*GIVEN INFORMATION*
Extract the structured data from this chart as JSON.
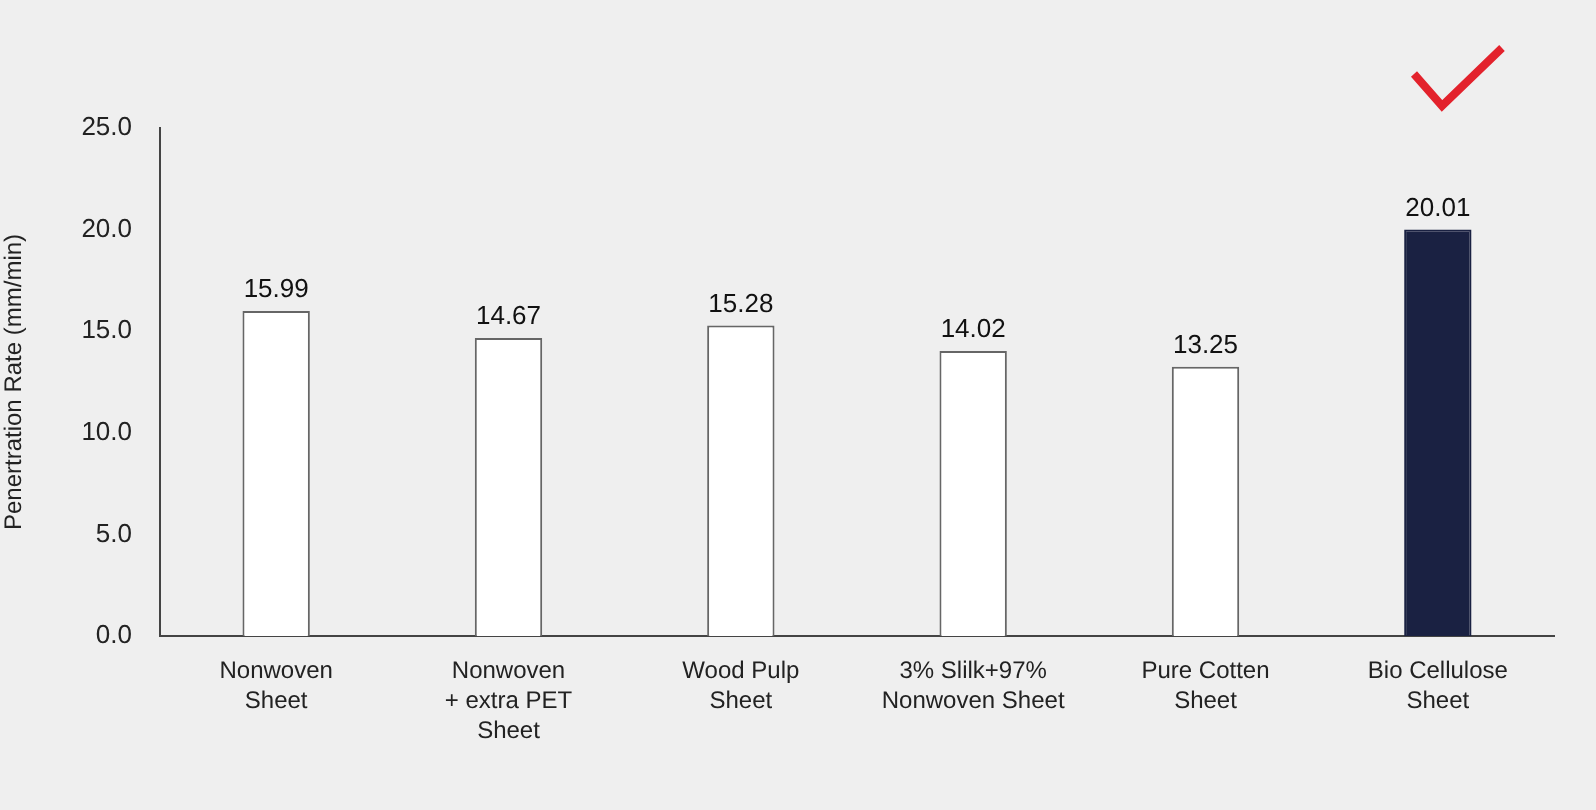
{
  "chart_data": {
    "type": "bar",
    "categories": [
      "Nonwoven\nSheet",
      "Nonwoven\n+ extra PET\nSheet",
      "Wood Pulp\nSheet",
      "3% Slilk+97%\nNonwoven Sheet",
      "Pure Cotten\nSheet",
      "Bio Cellulose\nSheet"
    ],
    "values": [
      15.99,
      14.67,
      15.28,
      14.02,
      13.25,
      20.01
    ],
    "colors": [
      "#ffffff",
      "#ffffff",
      "#ffffff",
      "#ffffff",
      "#ffffff",
      "#1a2142"
    ],
    "ylabel": "Penertration Rate (mm/min)",
    "ylim": [
      0,
      25
    ],
    "yticks": [
      {
        "value": 0,
        "label": "0.0"
      },
      {
        "value": 5,
        "label": "5.0"
      },
      {
        "value": 10,
        "label": "10.0"
      },
      {
        "value": 15,
        "label": "15.0"
      },
      {
        "value": 20,
        "label": "20.0"
      },
      {
        "value": 25,
        "label": "25.0"
      }
    ],
    "data_labels": true,
    "grid": false,
    "legend": false
  }
}
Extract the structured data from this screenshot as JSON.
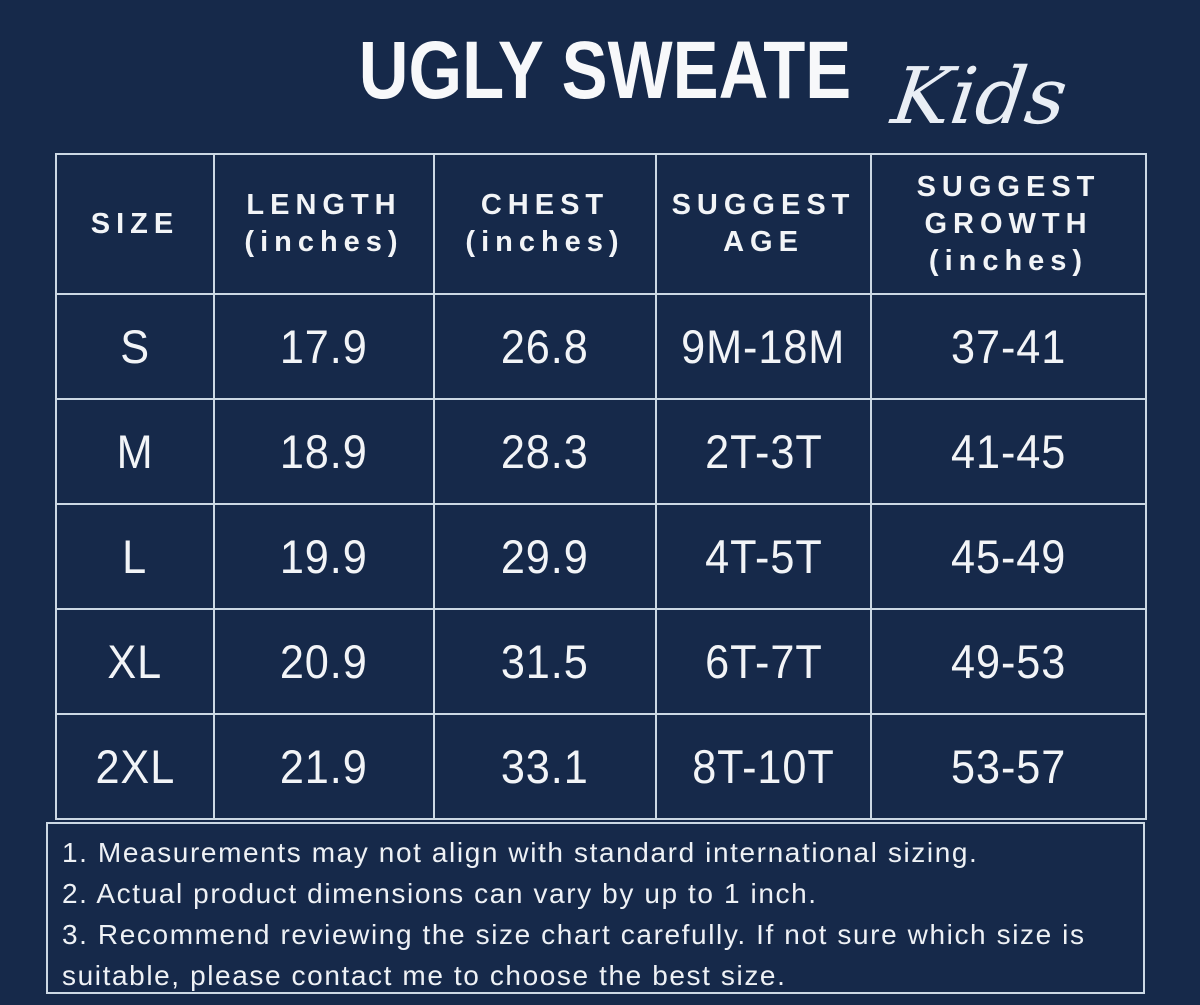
{
  "title": {
    "main": "UGLY SWEATE",
    "script": "Kids"
  },
  "chart_data": {
    "type": "table",
    "title": "UGLY SWEATE",
    "subtitle": "Kids",
    "columns": [
      "SIZE",
      "LENGTH (inches)",
      "CHEST (inches)",
      "SUGGEST AGE",
      "SUGGEST GROWTH (inches)"
    ],
    "rows": [
      [
        "S",
        "17.9",
        "26.8",
        "9M-18M",
        "37-41"
      ],
      [
        "M",
        "18.9",
        "28.3",
        "2T-3T",
        "41-45"
      ],
      [
        "L",
        "19.9",
        "29.9",
        "4T-5T",
        "45-49"
      ],
      [
        "XL",
        "20.9",
        "31.5",
        "6T-7T",
        "49-53"
      ],
      [
        "2XL",
        "21.9",
        "33.1",
        "8T-10T",
        "53-57"
      ]
    ]
  },
  "header_lines": [
    [
      "SIZE"
    ],
    [
      "LENGTH",
      "(inches)"
    ],
    [
      "CHEST",
      "(inches)"
    ],
    [
      "SUGGEST",
      "AGE"
    ],
    [
      "SUGGEST",
      "GROWTH",
      "(inches)"
    ]
  ],
  "notes": [
    "1. Measurements may not align with standard international sizing.",
    "2. Actual product dimensions can vary by up to 1 inch.",
    "3. Recommend reviewing the size chart carefully. If not sure which size is suitable, please contact me to choose the best size."
  ],
  "colors": {
    "background": "#16294a",
    "border": "#ccd8e4",
    "text": "#f2f4f7"
  }
}
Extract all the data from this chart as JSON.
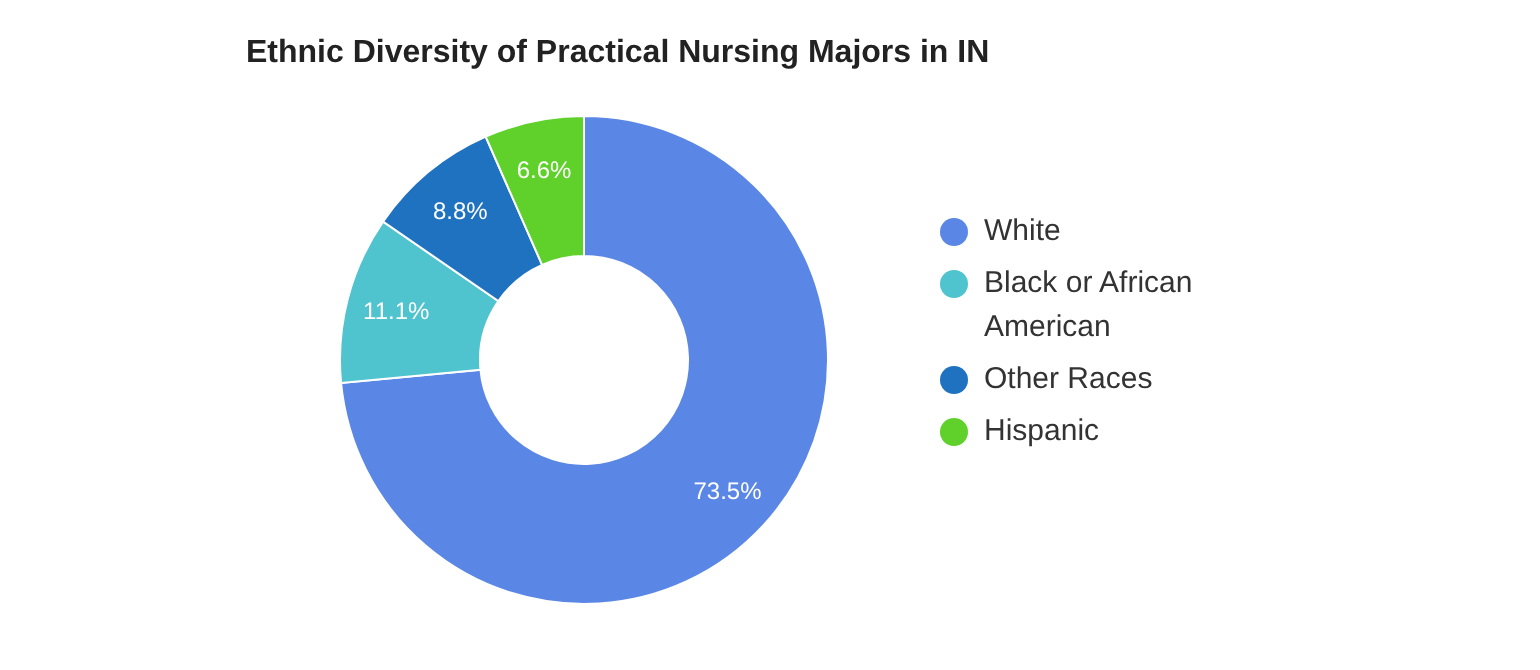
{
  "chart_data": {
    "type": "donut",
    "title": "Ethnic Diversity of Practical Nursing Majors in IN",
    "categories": [
      "White",
      "Black or African American",
      "Other Races",
      "Hispanic"
    ],
    "values": [
      73.5,
      11.1,
      8.8,
      6.6
    ],
    "colors": [
      "#5a87e5",
      "#4fc4cf",
      "#1f72c0",
      "#5fd12a"
    ],
    "value_labels": [
      "73.5%",
      "11.1%",
      "8.8%",
      "6.6%"
    ],
    "legend": "right"
  }
}
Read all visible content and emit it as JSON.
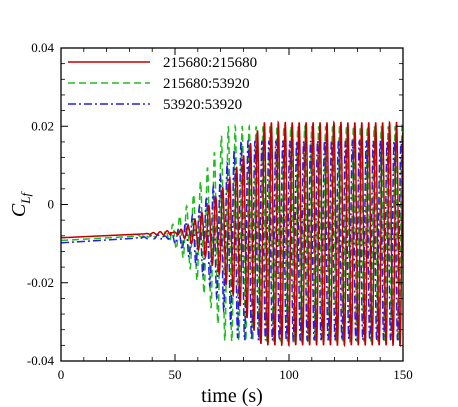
{
  "chart_data": {
    "type": "line",
    "title": "",
    "xlabel": "time (s)",
    "ylabel_main": "C",
    "ylabel_sub": "Lf",
    "xlim": [
      0,
      150
    ],
    "ylim": [
      -0.04,
      0.04
    ],
    "x_ticks": [
      0,
      50,
      100,
      150
    ],
    "x_tick_labels": [
      "0",
      "50",
      "100",
      "150"
    ],
    "y_ticks": [
      -0.04,
      -0.02,
      0,
      0.02,
      0.04
    ],
    "y_tick_labels": [
      "-0.04",
      "-0.02",
      "0",
      "0.02",
      "0.04"
    ],
    "grid": false,
    "legend_position": "top-left",
    "series": [
      {
        "name": "215680:215680",
        "color": "#c00000",
        "dash": "solid",
        "onset": 48,
        "growth_end": 88,
        "period": 3.05,
        "phase": 0.0,
        "baseline_start": -0.0085,
        "baseline_end": -0.0072,
        "final_mean": -0.0075,
        "final_amplitude": 0.0285
      },
      {
        "name": "215680:53920",
        "color": "#22bb22",
        "dash": "dashed",
        "onset": 42,
        "growth_end": 72,
        "period": 3.05,
        "phase": 1.2,
        "baseline_start": -0.0092,
        "baseline_end": -0.0078,
        "final_mean": -0.0075,
        "final_amplitude": 0.0275
      },
      {
        "name": "53920:53920",
        "color": "#2222dd",
        "dash": "dashdot",
        "onset": 44,
        "growth_end": 78,
        "period": 3.05,
        "phase": 2.2,
        "baseline_start": -0.0098,
        "baseline_end": -0.0082,
        "final_mean": -0.0092,
        "final_amplitude": 0.0255
      }
    ]
  }
}
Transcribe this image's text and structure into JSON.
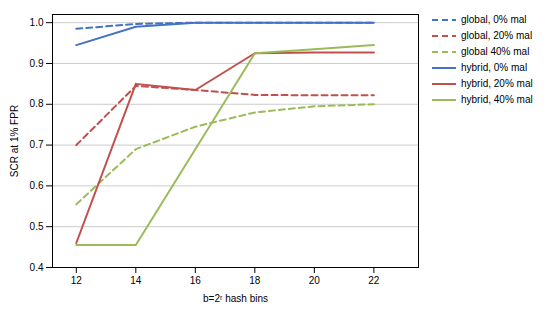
{
  "chart_data": {
    "type": "line",
    "xlabel": "b=2ʳ hash bins",
    "ylabel": "SCR at 1% FPR",
    "x": [
      12,
      14,
      16,
      18,
      20,
      22
    ],
    "series": [
      {
        "name": "global, 0% mal",
        "color": "#4472C4",
        "line_style": "dashed",
        "values": [
          0.985,
          0.997,
          1.0,
          1.0,
          1.0,
          1.0
        ]
      },
      {
        "name": "global, 20% mal",
        "color": "#C0504D",
        "line_style": "dashed",
        "values": [
          0.7,
          0.845,
          0.835,
          0.823,
          0.822,
          0.822
        ]
      },
      {
        "name": "global 40% mal",
        "color": "#9BBB59",
        "line_style": "dashed",
        "values": [
          0.555,
          0.69,
          0.745,
          0.78,
          0.795,
          0.8
        ]
      },
      {
        "name": "hybrid, 0% mal",
        "color": "#4472C4",
        "line_style": "solid",
        "values": [
          0.945,
          0.99,
          1.0,
          1.0,
          1.0,
          1.0
        ]
      },
      {
        "name": "hybrid, 20% mal",
        "color": "#C0504D",
        "line_style": "solid",
        "values": [
          0.46,
          0.85,
          0.835,
          0.925,
          0.927,
          0.927
        ]
      },
      {
        "name": "hybrid, 40% mal",
        "color": "#9BBB59",
        "line_style": "solid",
        "values": [
          0.455,
          0.455,
          0.69,
          0.925,
          0.935,
          0.945
        ]
      }
    ],
    "xlim": [
      11.2,
      23.5
    ],
    "ylim": [
      0.4,
      1.02
    ],
    "xticks": [
      12,
      14,
      16,
      18,
      20,
      22
    ],
    "yticks": [
      0.4,
      0.5,
      0.6,
      0.7,
      0.8,
      0.9,
      {
        "value": 1.0,
        "label": "1.0"
      }
    ],
    "grid": "y",
    "legend": "right"
  }
}
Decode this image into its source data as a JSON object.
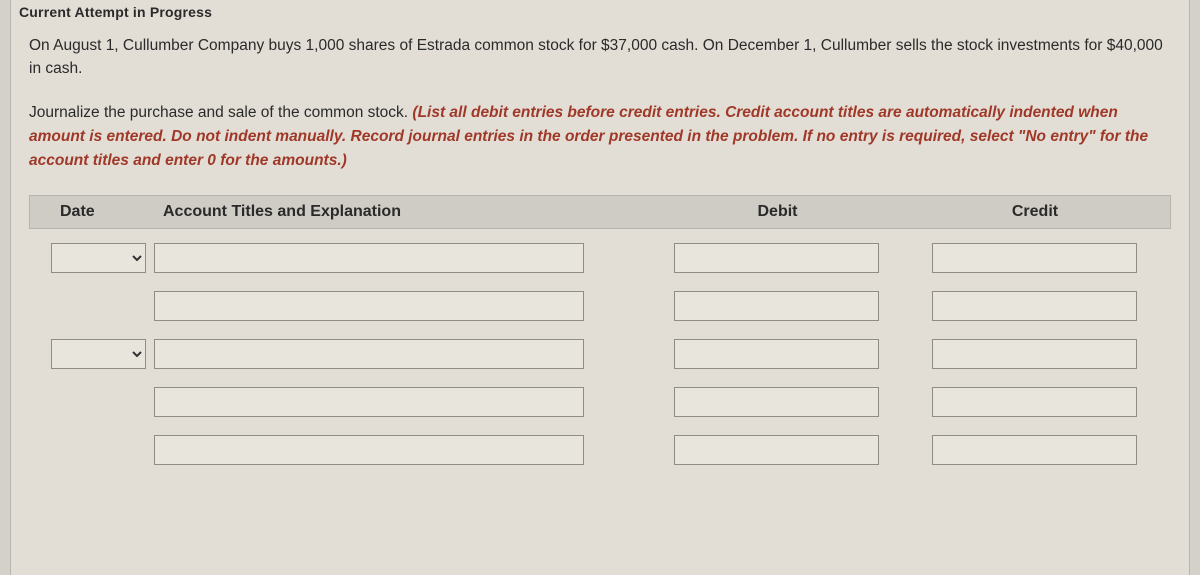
{
  "attempt_header": "Current Attempt in Progress",
  "problem": "On August 1, Cullumber Company buys 1,000 shares of Estrada common stock for $37,000 cash. On December 1, Cullumber sells the stock investments for $40,000 in cash.",
  "instruction_lead": "Journalize the purchase and sale of the common stock. ",
  "instruction_italic": "(List all debit entries before credit entries. Credit account titles are automatically indented when amount is entered. Do not indent manually. Record journal entries in the order presented in the problem. If no entry is required, select \"No entry\" for the account titles and enter 0 for the amounts.)",
  "table": {
    "headers": {
      "date": "Date",
      "account": "Account Titles and Explanation",
      "debit": "Debit",
      "credit": "Credit"
    },
    "rows": [
      {
        "has_date": true,
        "date": "",
        "account": "",
        "debit": "",
        "credit": ""
      },
      {
        "has_date": false,
        "account": "",
        "debit": "",
        "credit": ""
      },
      {
        "has_date": true,
        "date": "",
        "account": "",
        "debit": "",
        "credit": ""
      },
      {
        "has_date": false,
        "account": "",
        "debit": "",
        "credit": ""
      },
      {
        "has_date": false,
        "account": "",
        "debit": "",
        "credit": ""
      }
    ]
  },
  "colors": {
    "page_bg": "#e2ded6",
    "header_bg": "#cfccc5",
    "input_bg": "#e8e5dd",
    "border": "#8f8c85",
    "italic_red": "#a03828",
    "text": "#2a2a2a"
  }
}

*EXERCISE OBJECTIVE*
Starting at the line that holds "Decode this image", copy each line exactly through the end of the listing, both ends included. Leave the pictures out.

*RESPONSE FOR THIS EXERCISE*
Decode this image into its source data as a JSON object.
{
  "attempt_header": "Current Attempt in Progress",
  "problem": "On August 1, Cullumber Company buys 1,000 shares of Estrada common stock for $37,000 cash. On December 1, Cullumber sells the stock investments for $40,000 in cash.",
  "instruction_lead": "Journalize the purchase and sale of the common stock. ",
  "instruction_italic": "(List all debit entries before credit entries. Credit account titles are automatically indented when amount is entered. Do not indent manually. Record journal entries in the order presented in the problem. If no entry is required, select \"No entry\" for the account titles and enter 0 for the amounts.)",
  "table": {
    "headers": {
      "date": "Date",
      "account": "Account Titles and Explanation",
      "debit": "Debit",
      "credit": "Credit"
    },
    "rows": [
      {
        "has_date": true,
        "date": "",
        "account": "",
        "debit": "",
        "credit": ""
      },
      {
        "has_date": false,
        "account": "",
        "debit": "",
        "credit": ""
      },
      {
        "has_date": true,
        "date": "",
        "account": "",
        "debit": "",
        "credit": ""
      },
      {
        "has_date": false,
        "account": "",
        "debit": "",
        "credit": ""
      },
      {
        "has_date": false,
        "account": "",
        "debit": "",
        "credit": ""
      }
    ]
  },
  "colors": {
    "page_bg": "#e2ded6",
    "header_bg": "#cfccc5",
    "input_bg": "#e8e5dd",
    "border": "#8f8c85",
    "italic_red": "#a03828",
    "text": "#2a2a2a"
  }
}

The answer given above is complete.